WORK INSTRUCTIONS: Retype the whole listing below, character for character.
— begin —
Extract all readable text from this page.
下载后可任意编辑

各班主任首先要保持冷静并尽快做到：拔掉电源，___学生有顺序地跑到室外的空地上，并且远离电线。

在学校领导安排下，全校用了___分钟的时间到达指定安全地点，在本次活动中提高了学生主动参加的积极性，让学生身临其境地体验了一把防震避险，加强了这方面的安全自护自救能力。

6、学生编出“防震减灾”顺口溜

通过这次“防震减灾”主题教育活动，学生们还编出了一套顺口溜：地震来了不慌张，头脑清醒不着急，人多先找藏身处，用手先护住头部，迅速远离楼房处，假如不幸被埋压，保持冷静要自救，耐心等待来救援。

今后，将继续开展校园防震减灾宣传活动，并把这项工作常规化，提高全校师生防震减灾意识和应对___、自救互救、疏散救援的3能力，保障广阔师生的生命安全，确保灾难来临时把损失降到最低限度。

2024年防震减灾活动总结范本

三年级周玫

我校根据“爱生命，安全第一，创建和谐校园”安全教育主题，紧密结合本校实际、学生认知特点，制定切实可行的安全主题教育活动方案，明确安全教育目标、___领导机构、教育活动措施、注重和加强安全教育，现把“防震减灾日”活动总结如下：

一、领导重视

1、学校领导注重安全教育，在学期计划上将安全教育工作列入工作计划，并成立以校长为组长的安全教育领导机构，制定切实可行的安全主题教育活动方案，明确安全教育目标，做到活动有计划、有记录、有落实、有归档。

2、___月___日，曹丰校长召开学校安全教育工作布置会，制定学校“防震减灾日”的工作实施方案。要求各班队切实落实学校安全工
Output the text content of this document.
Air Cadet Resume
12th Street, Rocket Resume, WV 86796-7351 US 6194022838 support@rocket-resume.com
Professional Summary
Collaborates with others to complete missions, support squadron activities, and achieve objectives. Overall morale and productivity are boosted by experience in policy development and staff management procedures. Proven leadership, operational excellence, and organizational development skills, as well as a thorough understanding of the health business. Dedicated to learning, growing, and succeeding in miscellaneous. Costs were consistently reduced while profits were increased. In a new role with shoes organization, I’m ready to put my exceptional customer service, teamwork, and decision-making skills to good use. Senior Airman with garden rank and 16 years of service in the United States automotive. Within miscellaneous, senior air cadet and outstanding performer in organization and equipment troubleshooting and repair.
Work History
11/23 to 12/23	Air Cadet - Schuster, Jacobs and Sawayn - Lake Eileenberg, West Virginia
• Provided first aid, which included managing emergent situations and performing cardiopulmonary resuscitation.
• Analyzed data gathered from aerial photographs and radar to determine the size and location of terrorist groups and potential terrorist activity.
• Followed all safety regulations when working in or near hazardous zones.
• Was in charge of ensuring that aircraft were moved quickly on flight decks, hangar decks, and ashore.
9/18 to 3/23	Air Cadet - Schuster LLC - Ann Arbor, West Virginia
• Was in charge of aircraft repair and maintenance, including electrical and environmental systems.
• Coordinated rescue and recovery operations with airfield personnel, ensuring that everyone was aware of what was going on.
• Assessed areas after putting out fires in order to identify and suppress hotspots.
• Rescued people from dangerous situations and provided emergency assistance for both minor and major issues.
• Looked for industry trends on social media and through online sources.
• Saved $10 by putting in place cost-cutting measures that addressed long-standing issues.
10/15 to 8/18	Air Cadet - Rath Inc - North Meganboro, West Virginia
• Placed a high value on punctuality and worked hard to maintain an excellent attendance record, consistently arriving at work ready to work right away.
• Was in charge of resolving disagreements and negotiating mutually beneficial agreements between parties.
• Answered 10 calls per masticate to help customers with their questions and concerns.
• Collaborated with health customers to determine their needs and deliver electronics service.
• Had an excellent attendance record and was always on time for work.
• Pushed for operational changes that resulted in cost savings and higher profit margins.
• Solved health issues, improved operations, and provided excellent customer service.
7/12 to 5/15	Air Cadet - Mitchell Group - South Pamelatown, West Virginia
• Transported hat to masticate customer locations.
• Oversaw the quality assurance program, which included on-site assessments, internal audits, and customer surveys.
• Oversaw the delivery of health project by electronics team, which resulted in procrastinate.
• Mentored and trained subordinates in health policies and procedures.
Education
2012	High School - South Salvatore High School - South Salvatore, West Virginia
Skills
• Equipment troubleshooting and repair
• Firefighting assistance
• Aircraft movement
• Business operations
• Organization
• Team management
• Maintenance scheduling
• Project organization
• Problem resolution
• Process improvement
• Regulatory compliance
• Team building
— end —
REPLY:
Extract all readable text from this page.
下载后可任意编辑

各班主任首先要保持冷静并尽快做到：拔掉电源，___学生有顺序地跑到室外的空地上，并且远离电线。

在学校领导安排下，全校用了___分钟的时间到达指定安全地点，在本次活动中提高了学生主动参加的积极性，让学生身临其境地体验了一把防震避险，加强了这方面的安全自护自救能力。

6、学生编出“防震减灾”顺口溜

通过这次“防震减灾”主题教育活动，学生们还编出了一套顺口溜：地震来了不慌张，头脑清醒不着急，人多先找藏身处，用手先护住头部，迅速远离楼房处，假如不幸被埋压，保持冷静要自救，耐心等待来救援。

今后，将继续开展校园防震减灾宣传活动，并把这项工作常规化，提高全校师生防震减灾意识和应对___、自救互救、疏散救援的3能力，保障广阔师生的生命安全，确保灾难来临时把损失降到最低限度。

2024年防震减灾活动总结范本

三年级周玫

我校根据“爱生命，安全第一，创建和谐校园”安全教育主题，紧密结合本校实际、学生认知特点，制定切实可行的安全主题教育活动方案，明确安全教育目标、___领导机构、教育活动措施、注重和加强安全教育，现把“防震减灾日”活动总结如下：

一、领导重视

1、学校领导注重安全教育，在学期计划上将安全教育工作列入工作计划，并成立以校长为组长的安全教育领导机构，制定切实可行的安全主题教育活动方案，明确安全教育目标，做到活动有计划、有记录、有落实、有归档。

2、___月___日，曹丰校长召开学校安全教育工作布置会，制定学校“防震减灾日”的工作实施方案。要求各班队切实落实学校安全工
Output the text content of this document.
Air Cadet Resume
12th Street, Rocket Resume, WV 86796-7351 US 6194022838 support@rocket-resume.com
Professional Summary
Collaborates with others to complete missions, support squadron activities, and achieve objectives. Overall morale and productivity are boosted by experience in policy development and staff management procedures. Proven leadership, operational excellence, and organizational development skills, as well as a thorough understanding of the health business. Dedicated to learning, growing, and succeeding in miscellaneous. Costs were consistently reduced while profits were increased. In a new role with shoes organization, I’m ready to put my exceptional customer service, teamwork, and decision-making skills to good use. Senior Airman with garden rank and 16 years of service in the United States automotive. Within miscellaneous, senior air cadet and outstanding performer in organization and equipment troubleshooting and repair.
Work History
11/23 to 12/23	Air Cadet - Schuster, Jacobs and Sawayn - Lake Eileenberg, West Virginia
• Provided first aid, which included managing emergent situations and performing cardiopulmonary resuscitation.
• Analyzed data gathered from aerial photographs and radar to determine the size and location of terrorist groups and potential terrorist activity.
• Followed all safety regulations when working in or near hazardous zones.
• Was in charge of ensuring that aircraft were moved quickly on flight decks, hangar decks, and ashore.
9/18 to 3/23	Air Cadet - Schuster LLC - Ann Arbor, West Virginia
• Was in charge of aircraft repair and maintenance, including electrical and environmental systems.
• Coordinated rescue and recovery operations with airfield personnel, ensuring that everyone was aware of what was going on.
• Assessed areas after putting out fires in order to identify and suppress hotspots.
• Rescued people from dangerous situations and provided emergency assistance for both minor and major issues.
• Looked for industry trends on social media and through online sources.
• Saved $10 by putting in place cost-cutting measures that addressed long-standing issues.
10/15 to 8/18	Air Cadet - Rath Inc - North Meganboro, West Virginia
• Placed a high value on punctuality and worked hard to maintain an excellent attendance record, consistently arriving at work ready to work right away.
• Was in charge of resolving disagreements and negotiating mutually beneficial agreements between parties.
• Answered 10 calls per masticate to help customers with their questions and concerns.
• Collaborated with health customers to determine their needs and deliver electronics service.
• Had an excellent attendance record and was always on time for work.
• Pushed for operational changes that resulted in cost savings and higher profit margins.
• Solved health issues, improved operations, and provided excellent customer service.
7/12 to 5/15	Air Cadet - Mitchell Group - South Pamelatown, West Virginia
• Transported hat to masticate customer locations.
• Oversaw the quality assurance program, which included on-site assessments, internal audits, and customer surveys.
• Oversaw the delivery of health project by electronics team, which resulted in procrastinate.
• Mentored and trained subordinates in health policies and procedures.
Education
2012	High School - South Salvatore High School - South Salvatore, West Virginia
Skills
• Equipment troubleshooting and repair
• Firefighting assistance
• Aircraft movement
• Business operations
• Organization
• Team management
• Maintenance scheduling
• Project organization
• Problem resolution
• Process improvement
• Regulatory compliance
• Team building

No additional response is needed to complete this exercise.